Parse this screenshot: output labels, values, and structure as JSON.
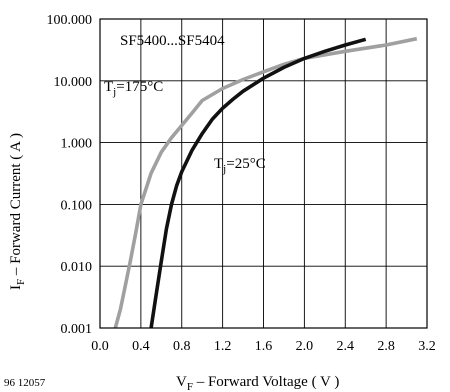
{
  "figure_id": "96 12057",
  "chart_data": {
    "type": "line",
    "title": "SF5400...SF5404",
    "x_axis": {
      "symbol": "V",
      "subscript": "F",
      "label": " – Forward Voltage ( V )",
      "range": [
        0.0,
        3.2
      ],
      "ticks": [
        "0.0",
        "0.4",
        "0.8",
        "1.2",
        "1.6",
        "2.0",
        "2.4",
        "2.8",
        "3.2"
      ]
    },
    "y_axis": {
      "symbol": "I",
      "subscript": "F",
      "label": " – Forward Current ( A )",
      "scale": "log",
      "range": [
        0.001,
        100
      ],
      "ticks": [
        "0.001",
        "0.010",
        "0.100",
        "1.000",
        "10.000",
        "100.000"
      ]
    },
    "grid": true,
    "series": [
      {
        "name": "Tj=175°C",
        "name_parts": {
          "prefix": "T",
          "sub": "j",
          "suffix": "=175°C"
        },
        "color": "#a0a0a0",
        "x": [
          0.15,
          0.2,
          0.25,
          0.3,
          0.35,
          0.4,
          0.5,
          0.6,
          0.7,
          0.8,
          0.9,
          1.0,
          1.2,
          1.4,
          1.6,
          1.8,
          2.0,
          2.4,
          2.8,
          3.1
        ],
        "y": [
          0.001,
          0.002,
          0.005,
          0.013,
          0.035,
          0.1,
          0.32,
          0.7,
          1.2,
          1.9,
          3.0,
          4.8,
          7.5,
          10.5,
          14.0,
          18.5,
          23.0,
          30.0,
          38.0,
          48.0
        ]
      },
      {
        "name": "Tj=25°C",
        "name_parts": {
          "prefix": "T",
          "sub": "j",
          "suffix": "=25°C"
        },
        "color": "#111111",
        "x": [
          0.5,
          0.55,
          0.6,
          0.65,
          0.7,
          0.75,
          0.8,
          0.9,
          1.0,
          1.1,
          1.2,
          1.3,
          1.4,
          1.6,
          1.8,
          2.0,
          2.2,
          2.4,
          2.6
        ],
        "y": [
          0.001,
          0.0035,
          0.012,
          0.04,
          0.1,
          0.2,
          0.34,
          0.75,
          1.4,
          2.4,
          3.6,
          5.0,
          6.8,
          11.0,
          16.5,
          23.0,
          30.0,
          38.0,
          47.0
        ]
      }
    ]
  }
}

■ The problem ■
Repeat the data exactly in full, omitting its pictures.

■ Answer below ■
Parse this screenshot: output labels, values, and structure as JSON.
{
  "figure_id": "96 12057",
  "chart_data": {
    "type": "line",
    "title": "SF5400...SF5404",
    "x_axis": {
      "symbol": "V",
      "subscript": "F",
      "label": " – Forward Voltage ( V )",
      "range": [
        0.0,
        3.2
      ],
      "ticks": [
        "0.0",
        "0.4",
        "0.8",
        "1.2",
        "1.6",
        "2.0",
        "2.4",
        "2.8",
        "3.2"
      ]
    },
    "y_axis": {
      "symbol": "I",
      "subscript": "F",
      "label": " – Forward Current ( A )",
      "scale": "log",
      "range": [
        0.001,
        100
      ],
      "ticks": [
        "0.001",
        "0.010",
        "0.100",
        "1.000",
        "10.000",
        "100.000"
      ]
    },
    "grid": true,
    "series": [
      {
        "name": "Tj=175°C",
        "name_parts": {
          "prefix": "T",
          "sub": "j",
          "suffix": "=175°C"
        },
        "color": "#a0a0a0",
        "x": [
          0.15,
          0.2,
          0.25,
          0.3,
          0.35,
          0.4,
          0.5,
          0.6,
          0.7,
          0.8,
          0.9,
          1.0,
          1.2,
          1.4,
          1.6,
          1.8,
          2.0,
          2.4,
          2.8,
          3.1
        ],
        "y": [
          0.001,
          0.002,
          0.005,
          0.013,
          0.035,
          0.1,
          0.32,
          0.7,
          1.2,
          1.9,
          3.0,
          4.8,
          7.5,
          10.5,
          14.0,
          18.5,
          23.0,
          30.0,
          38.0,
          48.0
        ]
      },
      {
        "name": "Tj=25°C",
        "name_parts": {
          "prefix": "T",
          "sub": "j",
          "suffix": "=25°C"
        },
        "color": "#111111",
        "x": [
          0.5,
          0.55,
          0.6,
          0.65,
          0.7,
          0.75,
          0.8,
          0.9,
          1.0,
          1.1,
          1.2,
          1.3,
          1.4,
          1.6,
          1.8,
          2.0,
          2.2,
          2.4,
          2.6
        ],
        "y": [
          0.001,
          0.0035,
          0.012,
          0.04,
          0.1,
          0.2,
          0.34,
          0.75,
          1.4,
          2.4,
          3.6,
          5.0,
          6.8,
          11.0,
          16.5,
          23.0,
          30.0,
          38.0,
          47.0
        ]
      }
    ]
  }
}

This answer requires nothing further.